» **Problem statement**: Look through the data below and report how many lines include "principerna". Only the number should be given.

(Extracted entries begins)

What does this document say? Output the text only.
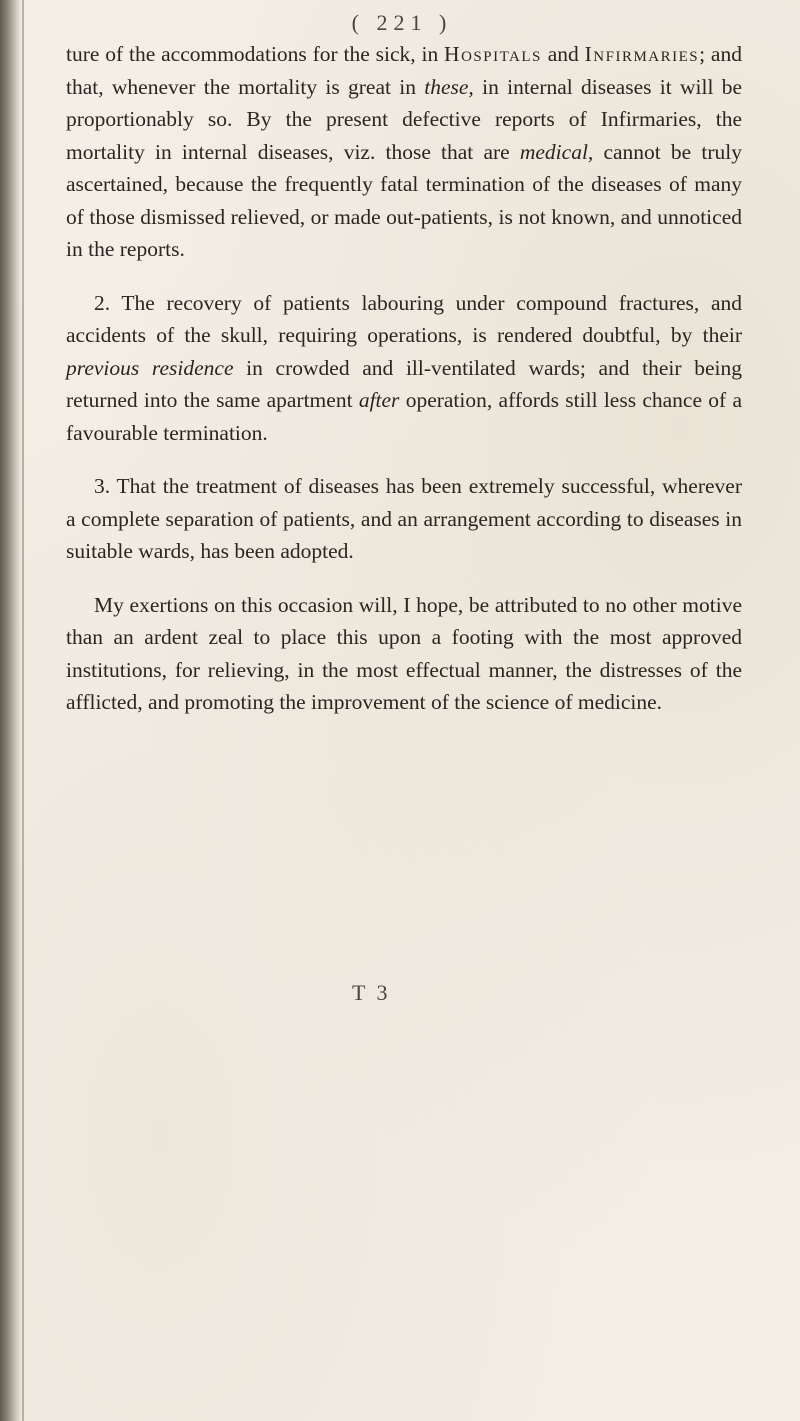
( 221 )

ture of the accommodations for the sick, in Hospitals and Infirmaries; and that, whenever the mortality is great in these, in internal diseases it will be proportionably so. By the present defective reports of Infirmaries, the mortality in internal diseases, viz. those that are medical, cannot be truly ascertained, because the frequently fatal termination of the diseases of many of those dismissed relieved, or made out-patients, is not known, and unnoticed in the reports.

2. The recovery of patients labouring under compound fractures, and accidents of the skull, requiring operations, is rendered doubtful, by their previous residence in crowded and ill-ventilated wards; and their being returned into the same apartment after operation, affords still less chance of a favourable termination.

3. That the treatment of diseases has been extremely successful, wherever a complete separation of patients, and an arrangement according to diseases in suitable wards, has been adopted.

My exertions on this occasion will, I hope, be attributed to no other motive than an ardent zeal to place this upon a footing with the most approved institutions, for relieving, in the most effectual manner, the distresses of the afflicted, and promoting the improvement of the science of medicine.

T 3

(Extracted entries ends)
(Extracted entries begins)

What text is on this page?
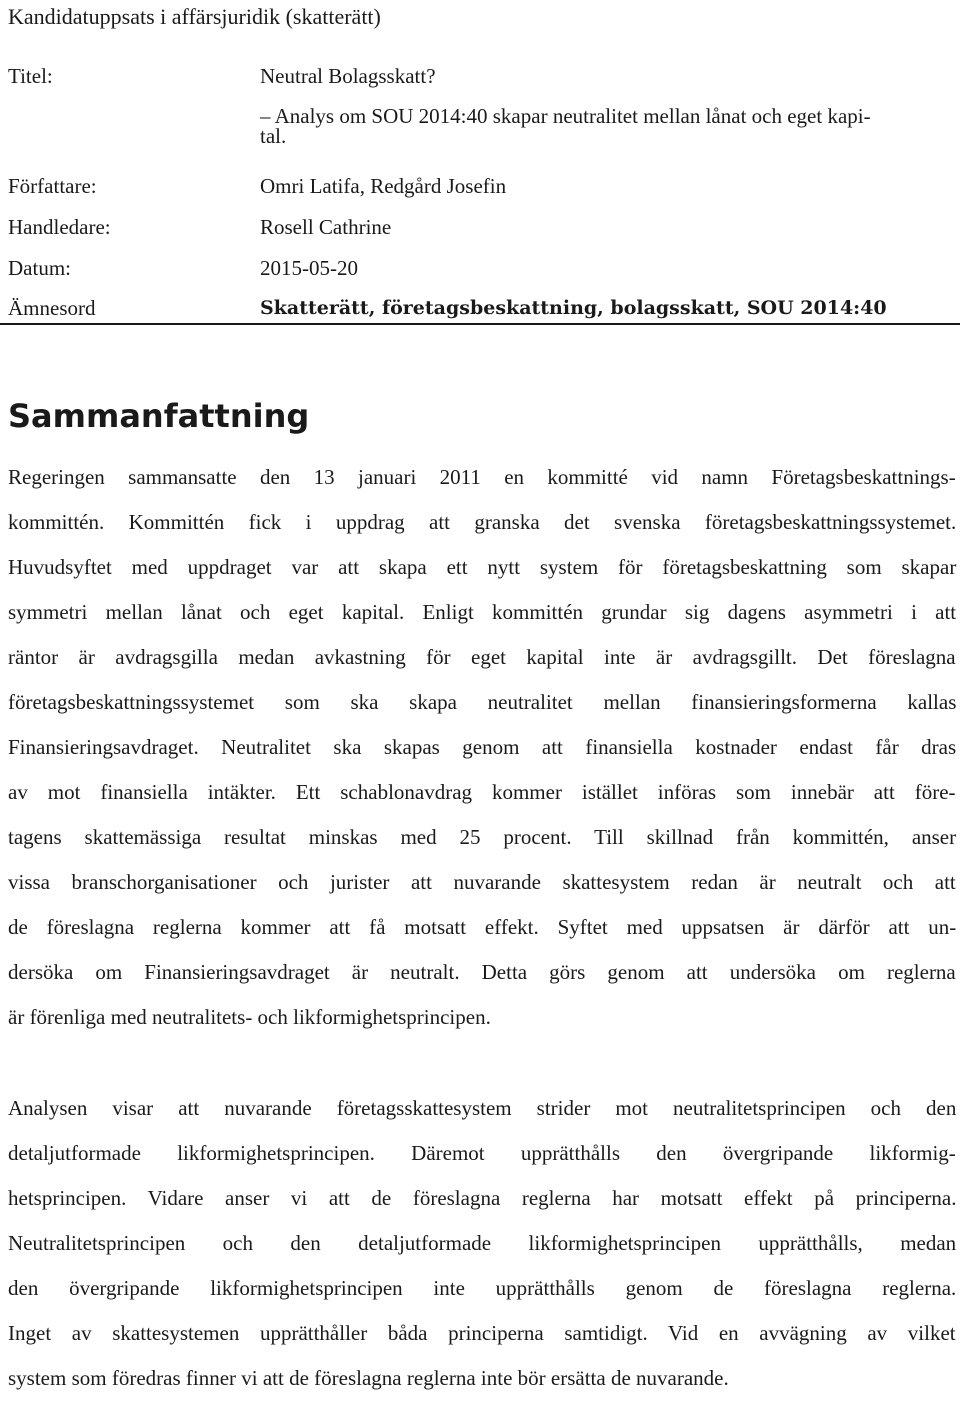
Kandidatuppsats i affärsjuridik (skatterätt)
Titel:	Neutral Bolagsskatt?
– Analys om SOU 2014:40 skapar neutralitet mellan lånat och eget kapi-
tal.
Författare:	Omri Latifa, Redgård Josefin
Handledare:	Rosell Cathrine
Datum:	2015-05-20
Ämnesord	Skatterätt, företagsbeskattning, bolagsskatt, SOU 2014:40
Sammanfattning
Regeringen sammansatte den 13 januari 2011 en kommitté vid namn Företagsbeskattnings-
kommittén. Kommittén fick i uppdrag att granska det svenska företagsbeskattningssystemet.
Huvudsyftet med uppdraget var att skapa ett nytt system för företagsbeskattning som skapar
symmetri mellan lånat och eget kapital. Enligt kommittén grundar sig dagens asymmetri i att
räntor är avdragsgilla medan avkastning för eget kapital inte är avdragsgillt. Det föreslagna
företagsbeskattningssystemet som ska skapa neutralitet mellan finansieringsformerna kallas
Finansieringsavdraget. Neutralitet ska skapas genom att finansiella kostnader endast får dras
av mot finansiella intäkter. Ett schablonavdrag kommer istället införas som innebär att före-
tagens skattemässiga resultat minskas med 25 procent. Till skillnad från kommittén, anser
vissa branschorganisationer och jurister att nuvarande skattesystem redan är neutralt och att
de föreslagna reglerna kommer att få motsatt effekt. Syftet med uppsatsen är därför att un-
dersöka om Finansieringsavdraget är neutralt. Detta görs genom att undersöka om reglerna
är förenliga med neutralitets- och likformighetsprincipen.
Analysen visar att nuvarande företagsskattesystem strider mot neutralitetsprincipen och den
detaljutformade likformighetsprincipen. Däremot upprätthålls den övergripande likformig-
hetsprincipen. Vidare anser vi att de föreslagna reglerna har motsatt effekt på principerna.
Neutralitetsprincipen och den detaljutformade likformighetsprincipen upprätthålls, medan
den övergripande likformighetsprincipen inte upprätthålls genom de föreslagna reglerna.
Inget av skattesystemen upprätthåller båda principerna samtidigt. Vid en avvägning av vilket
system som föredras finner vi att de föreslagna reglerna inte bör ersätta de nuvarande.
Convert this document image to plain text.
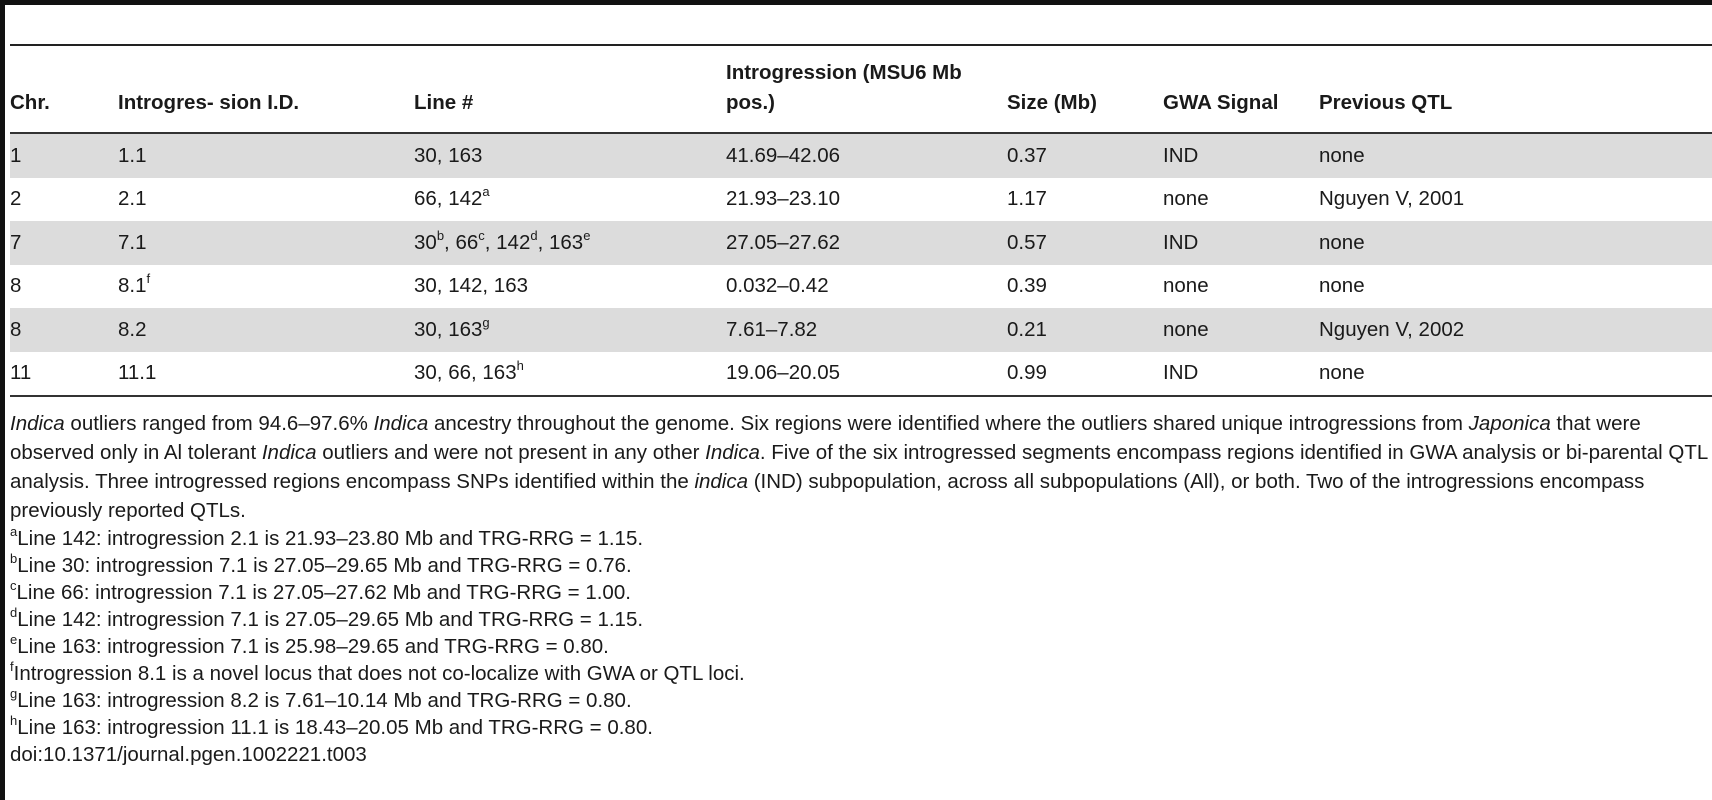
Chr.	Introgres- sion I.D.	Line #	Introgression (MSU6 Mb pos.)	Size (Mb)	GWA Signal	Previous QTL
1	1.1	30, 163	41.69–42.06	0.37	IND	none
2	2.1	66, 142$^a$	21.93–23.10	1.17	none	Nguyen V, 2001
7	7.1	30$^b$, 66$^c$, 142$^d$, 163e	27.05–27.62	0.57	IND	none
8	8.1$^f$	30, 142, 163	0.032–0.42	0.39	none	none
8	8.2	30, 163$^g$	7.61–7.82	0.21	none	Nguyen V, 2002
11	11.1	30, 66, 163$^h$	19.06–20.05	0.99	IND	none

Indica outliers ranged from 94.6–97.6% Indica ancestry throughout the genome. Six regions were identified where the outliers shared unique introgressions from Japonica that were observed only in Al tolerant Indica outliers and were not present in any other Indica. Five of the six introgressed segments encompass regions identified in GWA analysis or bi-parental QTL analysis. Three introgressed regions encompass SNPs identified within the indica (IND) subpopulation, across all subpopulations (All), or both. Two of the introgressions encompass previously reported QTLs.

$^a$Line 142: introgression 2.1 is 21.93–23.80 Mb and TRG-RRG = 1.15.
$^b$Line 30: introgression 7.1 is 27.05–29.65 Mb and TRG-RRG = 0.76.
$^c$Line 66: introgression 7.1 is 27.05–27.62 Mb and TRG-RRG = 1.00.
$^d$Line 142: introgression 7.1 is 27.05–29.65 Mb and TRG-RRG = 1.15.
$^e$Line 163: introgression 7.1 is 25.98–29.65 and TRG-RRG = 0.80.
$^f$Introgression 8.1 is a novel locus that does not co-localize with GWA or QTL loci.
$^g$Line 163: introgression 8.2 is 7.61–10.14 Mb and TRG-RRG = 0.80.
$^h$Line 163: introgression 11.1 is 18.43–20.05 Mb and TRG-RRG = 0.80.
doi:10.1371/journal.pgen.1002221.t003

(Extracted entries ends)

» **Problem solution**: 2